Extract and list every line that contains the word "bound".

• • • • •

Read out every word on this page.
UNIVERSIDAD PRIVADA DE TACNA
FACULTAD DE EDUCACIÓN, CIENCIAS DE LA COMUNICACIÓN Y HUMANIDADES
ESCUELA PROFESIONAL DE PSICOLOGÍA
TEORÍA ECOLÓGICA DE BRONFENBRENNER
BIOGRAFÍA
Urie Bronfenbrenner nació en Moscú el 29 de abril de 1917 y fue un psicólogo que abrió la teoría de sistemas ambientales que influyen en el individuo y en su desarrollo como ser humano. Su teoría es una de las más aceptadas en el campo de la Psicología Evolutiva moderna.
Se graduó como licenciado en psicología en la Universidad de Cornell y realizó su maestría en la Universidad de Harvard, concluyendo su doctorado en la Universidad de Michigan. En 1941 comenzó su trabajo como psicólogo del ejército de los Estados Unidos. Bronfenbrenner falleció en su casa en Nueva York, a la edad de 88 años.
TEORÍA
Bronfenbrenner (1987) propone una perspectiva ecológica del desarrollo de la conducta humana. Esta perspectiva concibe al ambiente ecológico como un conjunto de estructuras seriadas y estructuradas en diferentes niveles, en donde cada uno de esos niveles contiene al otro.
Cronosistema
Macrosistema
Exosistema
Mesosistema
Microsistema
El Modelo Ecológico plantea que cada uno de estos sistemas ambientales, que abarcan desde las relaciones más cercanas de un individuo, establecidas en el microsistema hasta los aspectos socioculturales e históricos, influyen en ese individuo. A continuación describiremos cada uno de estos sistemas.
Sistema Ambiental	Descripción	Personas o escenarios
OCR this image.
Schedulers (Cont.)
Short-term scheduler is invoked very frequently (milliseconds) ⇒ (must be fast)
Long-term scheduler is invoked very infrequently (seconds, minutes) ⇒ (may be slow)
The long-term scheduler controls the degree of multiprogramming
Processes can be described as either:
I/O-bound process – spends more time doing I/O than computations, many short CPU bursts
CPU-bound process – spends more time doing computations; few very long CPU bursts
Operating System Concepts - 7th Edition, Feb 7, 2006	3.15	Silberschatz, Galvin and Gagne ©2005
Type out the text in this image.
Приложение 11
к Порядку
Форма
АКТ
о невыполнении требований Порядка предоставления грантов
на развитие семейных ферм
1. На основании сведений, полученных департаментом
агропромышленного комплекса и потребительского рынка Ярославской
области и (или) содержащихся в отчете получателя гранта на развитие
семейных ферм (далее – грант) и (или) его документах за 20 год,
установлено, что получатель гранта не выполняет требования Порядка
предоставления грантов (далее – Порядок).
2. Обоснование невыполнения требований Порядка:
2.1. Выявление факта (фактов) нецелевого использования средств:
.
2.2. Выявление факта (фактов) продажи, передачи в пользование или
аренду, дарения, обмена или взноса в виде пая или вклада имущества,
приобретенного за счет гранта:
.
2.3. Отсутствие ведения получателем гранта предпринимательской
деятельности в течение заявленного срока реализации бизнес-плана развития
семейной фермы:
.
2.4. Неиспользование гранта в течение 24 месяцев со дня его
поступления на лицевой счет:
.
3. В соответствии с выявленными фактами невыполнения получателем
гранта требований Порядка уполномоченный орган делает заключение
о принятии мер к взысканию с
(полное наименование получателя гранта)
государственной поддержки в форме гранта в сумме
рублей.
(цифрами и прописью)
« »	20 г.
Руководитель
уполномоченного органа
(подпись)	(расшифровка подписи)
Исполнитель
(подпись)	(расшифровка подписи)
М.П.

• • • • •

Answer below:
I/O-bound process – spends more time doing I/O than computations, many short CPU bursts
CPU-bound process – spends more time doing computations; few very long CPU bursts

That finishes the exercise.